Saved data entries —
╔══

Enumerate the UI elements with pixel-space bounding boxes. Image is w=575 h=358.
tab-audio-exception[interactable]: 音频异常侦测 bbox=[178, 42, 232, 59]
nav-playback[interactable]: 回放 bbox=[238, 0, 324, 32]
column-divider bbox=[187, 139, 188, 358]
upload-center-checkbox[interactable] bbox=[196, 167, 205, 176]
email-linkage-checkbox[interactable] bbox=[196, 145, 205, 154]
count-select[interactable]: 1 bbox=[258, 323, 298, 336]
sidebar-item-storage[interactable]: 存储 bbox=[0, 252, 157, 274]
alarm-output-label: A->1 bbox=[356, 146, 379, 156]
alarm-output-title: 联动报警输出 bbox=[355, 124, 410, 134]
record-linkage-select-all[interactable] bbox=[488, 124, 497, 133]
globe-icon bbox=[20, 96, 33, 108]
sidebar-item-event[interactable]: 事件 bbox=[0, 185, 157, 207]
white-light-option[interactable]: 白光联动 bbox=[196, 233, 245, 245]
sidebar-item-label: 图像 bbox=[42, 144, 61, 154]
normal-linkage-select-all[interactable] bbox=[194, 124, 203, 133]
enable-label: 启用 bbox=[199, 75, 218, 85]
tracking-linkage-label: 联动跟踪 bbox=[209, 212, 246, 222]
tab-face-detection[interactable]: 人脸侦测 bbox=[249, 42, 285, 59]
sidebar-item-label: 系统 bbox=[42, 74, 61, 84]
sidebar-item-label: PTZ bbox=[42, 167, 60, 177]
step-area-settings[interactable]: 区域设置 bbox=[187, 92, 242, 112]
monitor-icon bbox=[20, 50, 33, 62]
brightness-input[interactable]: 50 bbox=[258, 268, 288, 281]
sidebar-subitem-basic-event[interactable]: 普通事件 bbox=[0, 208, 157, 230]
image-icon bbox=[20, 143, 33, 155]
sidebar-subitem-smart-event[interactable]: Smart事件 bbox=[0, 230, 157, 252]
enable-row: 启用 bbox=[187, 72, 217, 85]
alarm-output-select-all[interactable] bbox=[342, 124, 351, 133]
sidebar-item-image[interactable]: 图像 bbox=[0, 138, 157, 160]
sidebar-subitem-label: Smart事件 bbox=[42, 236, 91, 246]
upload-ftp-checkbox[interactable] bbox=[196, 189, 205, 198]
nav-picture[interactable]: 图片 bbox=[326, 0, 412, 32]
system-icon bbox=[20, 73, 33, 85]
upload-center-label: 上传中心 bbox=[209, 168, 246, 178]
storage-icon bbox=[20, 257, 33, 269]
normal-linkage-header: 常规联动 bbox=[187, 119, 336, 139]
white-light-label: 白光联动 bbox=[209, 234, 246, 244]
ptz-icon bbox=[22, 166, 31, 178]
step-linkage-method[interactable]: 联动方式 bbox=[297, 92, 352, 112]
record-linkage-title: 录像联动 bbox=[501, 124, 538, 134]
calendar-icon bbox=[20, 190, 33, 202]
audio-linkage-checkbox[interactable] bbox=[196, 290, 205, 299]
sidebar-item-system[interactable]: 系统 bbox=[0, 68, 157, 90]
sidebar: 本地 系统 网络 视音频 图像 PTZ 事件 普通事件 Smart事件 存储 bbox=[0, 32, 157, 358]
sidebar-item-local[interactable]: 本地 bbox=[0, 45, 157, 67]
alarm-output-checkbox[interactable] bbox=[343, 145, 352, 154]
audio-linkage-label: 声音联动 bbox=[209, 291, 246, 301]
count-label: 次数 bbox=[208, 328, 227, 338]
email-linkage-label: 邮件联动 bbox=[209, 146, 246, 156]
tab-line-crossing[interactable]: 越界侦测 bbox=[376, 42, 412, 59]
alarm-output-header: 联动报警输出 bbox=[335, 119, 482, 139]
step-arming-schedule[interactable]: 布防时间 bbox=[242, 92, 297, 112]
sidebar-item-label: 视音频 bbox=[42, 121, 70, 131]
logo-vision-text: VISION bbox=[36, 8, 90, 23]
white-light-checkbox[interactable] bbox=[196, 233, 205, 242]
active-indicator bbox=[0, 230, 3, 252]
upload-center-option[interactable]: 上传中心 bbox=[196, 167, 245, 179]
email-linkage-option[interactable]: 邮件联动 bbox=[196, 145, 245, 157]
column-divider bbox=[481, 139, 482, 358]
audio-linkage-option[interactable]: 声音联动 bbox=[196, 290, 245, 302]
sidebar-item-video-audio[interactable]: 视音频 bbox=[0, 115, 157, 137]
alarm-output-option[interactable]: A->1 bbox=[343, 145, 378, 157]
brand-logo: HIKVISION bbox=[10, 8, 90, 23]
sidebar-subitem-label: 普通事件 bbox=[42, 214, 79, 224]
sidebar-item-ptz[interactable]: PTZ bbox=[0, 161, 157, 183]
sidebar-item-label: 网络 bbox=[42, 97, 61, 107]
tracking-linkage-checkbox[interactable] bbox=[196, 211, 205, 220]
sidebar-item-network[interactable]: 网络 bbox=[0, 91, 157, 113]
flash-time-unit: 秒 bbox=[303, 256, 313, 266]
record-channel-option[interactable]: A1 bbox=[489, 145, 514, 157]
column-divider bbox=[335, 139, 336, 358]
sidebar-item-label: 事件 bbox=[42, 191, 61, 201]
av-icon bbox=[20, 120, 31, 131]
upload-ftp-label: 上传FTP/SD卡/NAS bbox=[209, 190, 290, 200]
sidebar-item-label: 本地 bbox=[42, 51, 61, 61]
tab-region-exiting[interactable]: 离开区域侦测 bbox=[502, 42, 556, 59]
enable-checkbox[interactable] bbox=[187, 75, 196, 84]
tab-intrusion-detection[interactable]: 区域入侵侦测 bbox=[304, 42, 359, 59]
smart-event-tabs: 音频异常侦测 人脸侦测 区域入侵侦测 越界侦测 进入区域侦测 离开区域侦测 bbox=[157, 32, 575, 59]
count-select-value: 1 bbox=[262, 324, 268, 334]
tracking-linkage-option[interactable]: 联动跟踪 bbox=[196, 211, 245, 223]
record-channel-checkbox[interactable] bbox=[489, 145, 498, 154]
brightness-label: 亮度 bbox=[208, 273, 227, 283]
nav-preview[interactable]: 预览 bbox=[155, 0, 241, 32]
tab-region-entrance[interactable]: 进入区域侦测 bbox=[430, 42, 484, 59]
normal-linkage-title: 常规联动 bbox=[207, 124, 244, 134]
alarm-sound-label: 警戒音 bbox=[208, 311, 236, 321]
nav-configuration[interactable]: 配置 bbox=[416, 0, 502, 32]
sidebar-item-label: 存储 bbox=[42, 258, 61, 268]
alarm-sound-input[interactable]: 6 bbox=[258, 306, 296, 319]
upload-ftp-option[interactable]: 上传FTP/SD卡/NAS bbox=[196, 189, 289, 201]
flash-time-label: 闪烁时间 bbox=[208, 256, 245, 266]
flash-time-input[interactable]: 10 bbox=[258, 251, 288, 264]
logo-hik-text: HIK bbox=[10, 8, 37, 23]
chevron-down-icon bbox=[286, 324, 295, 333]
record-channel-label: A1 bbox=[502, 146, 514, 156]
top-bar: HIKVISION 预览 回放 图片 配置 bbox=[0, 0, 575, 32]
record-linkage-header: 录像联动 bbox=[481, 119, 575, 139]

╚══

WRITTEN REQUEST — Reproduce every item above verbatim, line for line, without any changes.

FINISHED EXERCISE —
Enumerate the UI elements with pixel-space bounding boxes. Image is w=575 h=358.
tab-audio-exception[interactable]: 音频异常侦测 bbox=[178, 42, 232, 59]
nav-playback[interactable]: 回放 bbox=[238, 0, 324, 32]
column-divider bbox=[187, 139, 188, 358]
upload-center-checkbox[interactable] bbox=[196, 167, 205, 176]
email-linkage-checkbox[interactable] bbox=[196, 145, 205, 154]
count-select[interactable]: 1 bbox=[258, 323, 298, 336]
sidebar-item-storage[interactable]: 存储 bbox=[0, 252, 157, 274]
alarm-output-label: A->1 bbox=[356, 146, 379, 156]
alarm-output-title: 联动报警输出 bbox=[355, 124, 410, 134]
record-linkage-select-all[interactable] bbox=[488, 124, 497, 133]
globe-icon bbox=[20, 96, 33, 108]
sidebar-item-event[interactable]: 事件 bbox=[0, 185, 157, 207]
white-light-option[interactable]: 白光联动 bbox=[196, 233, 245, 245]
sidebar-item-label: 图像 bbox=[42, 144, 61, 154]
normal-linkage-select-all[interactable] bbox=[194, 124, 203, 133]
enable-label: 启用 bbox=[199, 75, 218, 85]
tracking-linkage-label: 联动跟踪 bbox=[209, 212, 246, 222]
tab-face-detection[interactable]: 人脸侦测 bbox=[249, 42, 285, 59]
sidebar-item-label: 系统 bbox=[42, 74, 61, 84]
sidebar-item-label: PTZ bbox=[42, 167, 60, 177]
step-area-settings[interactable]: 区域设置 bbox=[187, 92, 242, 112]
monitor-icon bbox=[20, 50, 33, 62]
brightness-input[interactable]: 50 bbox=[258, 268, 288, 281]
sidebar-subitem-basic-event[interactable]: 普通事件 bbox=[0, 208, 157, 230]
image-icon bbox=[20, 143, 33, 155]
sidebar-subitem-smart-event[interactable]: Smart事件 bbox=[0, 230, 157, 252]
enable-row: 启用 bbox=[187, 72, 217, 85]
alarm-output-select-all[interactable] bbox=[342, 124, 351, 133]
sidebar-item-image[interactable]: 图像 bbox=[0, 138, 157, 160]
sidebar-subitem-label: Smart事件 bbox=[42, 236, 91, 246]
upload-ftp-checkbox[interactable] bbox=[196, 189, 205, 198]
nav-picture[interactable]: 图片 bbox=[326, 0, 412, 32]
system-icon bbox=[20, 73, 33, 85]
upload-center-label: 上传中心 bbox=[209, 168, 246, 178]
storage-icon bbox=[20, 257, 33, 269]
normal-linkage-header: 常规联动 bbox=[187, 119, 336, 139]
white-light-label: 白光联动 bbox=[209, 234, 246, 244]
ptz-icon bbox=[22, 166, 31, 178]
step-linkage-method[interactable]: 联动方式 bbox=[297, 92, 352, 112]
record-linkage-title: 录像联动 bbox=[501, 124, 538, 134]
calendar-icon bbox=[20, 190, 33, 202]
audio-linkage-checkbox[interactable] bbox=[196, 290, 205, 299]
sidebar-item-system[interactable]: 系统 bbox=[0, 68, 157, 90]
sidebar: 本地 系统 网络 视音频 图像 PTZ 事件 普通事件 Smart事件 存储 bbox=[0, 32, 157, 358]
sidebar-item-local[interactable]: 本地 bbox=[0, 45, 157, 67]
alarm-output-checkbox[interactable] bbox=[343, 145, 352, 154]
audio-linkage-label: 声音联动 bbox=[209, 291, 246, 301]
count-label: 次数 bbox=[208, 328, 227, 338]
email-linkage-label: 邮件联动 bbox=[209, 146, 246, 156]
tab-line-crossing[interactable]: 越界侦测 bbox=[376, 42, 412, 59]
alarm-output-header: 联动报警输出 bbox=[335, 119, 482, 139]
step-arming-schedule[interactable]: 布防时间 bbox=[242, 92, 297, 112]
sidebar-item-label: 视音频 bbox=[42, 121, 70, 131]
logo-vision-text: VISION bbox=[36, 8, 90, 23]
white-light-checkbox[interactable] bbox=[196, 233, 205, 242]
active-indicator bbox=[0, 230, 3, 252]
upload-center-option[interactable]: 上传中心 bbox=[196, 167, 245, 179]
email-linkage-option[interactable]: 邮件联动 bbox=[196, 145, 245, 157]
column-divider bbox=[481, 139, 482, 358]
audio-linkage-option[interactable]: 声音联动 bbox=[196, 290, 245, 302]
sidebar-item-video-audio[interactable]: 视音频 bbox=[0, 115, 157, 137]
alarm-output-option[interactable]: A->1 bbox=[343, 145, 378, 157]
brand-logo: HIKVISION bbox=[10, 8, 90, 23]
sidebar-subitem-label: 普通事件 bbox=[42, 214, 79, 224]
sidebar-item-ptz[interactable]: PTZ bbox=[0, 161, 157, 183]
sidebar-item-label: 网络 bbox=[42, 97, 61, 107]
tracking-linkage-checkbox[interactable] bbox=[196, 211, 205, 220]
sidebar-item-network[interactable]: 网络 bbox=[0, 91, 157, 113]
flash-time-unit: 秒 bbox=[303, 256, 313, 266]
record-channel-option[interactable]: A1 bbox=[489, 145, 514, 157]
column-divider bbox=[335, 139, 336, 358]
sidebar-item-label: 事件 bbox=[42, 191, 61, 201]
av-icon bbox=[20, 120, 31, 131]
upload-ftp-label: 上传FTP/SD卡/NAS bbox=[209, 190, 290, 200]
sidebar-item-label: 本地 bbox=[42, 51, 61, 61]
tab-region-exiting[interactable]: 离开区域侦测 bbox=[502, 42, 556, 59]
enable-checkbox[interactable] bbox=[187, 75, 196, 84]
tab-intrusion-detection[interactable]: 区域入侵侦测 bbox=[304, 42, 359, 59]
smart-event-tabs: 音频异常侦测 人脸侦测 区域入侵侦测 越界侦测 进入区域侦测 离开区域侦测 bbox=[157, 32, 575, 59]
count-select-value: 1 bbox=[262, 324, 268, 334]
tracking-linkage-option[interactable]: 联动跟踪 bbox=[196, 211, 245, 223]
record-channel-checkbox[interactable] bbox=[489, 145, 498, 154]
brightness-label: 亮度 bbox=[208, 273, 227, 283]
nav-preview[interactable]: 预览 bbox=[155, 0, 241, 32]
tab-region-entrance[interactable]: 进入区域侦测 bbox=[430, 42, 484, 59]
normal-linkage-title: 常规联动 bbox=[207, 124, 244, 134]
alarm-sound-label: 警戒音 bbox=[208, 311, 236, 321]
nav-configuration[interactable]: 配置 bbox=[416, 0, 502, 32]
sidebar-item-label: 存储 bbox=[42, 258, 61, 268]
alarm-sound-input[interactable]: 6 bbox=[258, 306, 296, 319]
upload-ftp-option[interactable]: 上传FTP/SD卡/NAS bbox=[196, 189, 289, 201]
flash-time-label: 闪烁时间 bbox=[208, 256, 245, 266]
flash-time-input[interactable]: 10 bbox=[258, 251, 288, 264]
logo-hik-text: HIK bbox=[10, 8, 37, 23]
chevron-down-icon bbox=[286, 324, 295, 333]
record-channel-label: A1 bbox=[502, 146, 514, 156]
top-bar: HIKVISION 预览 回放 图片 配置 bbox=[0, 0, 575, 32]
record-linkage-header: 录像联动 bbox=[481, 119, 575, 139]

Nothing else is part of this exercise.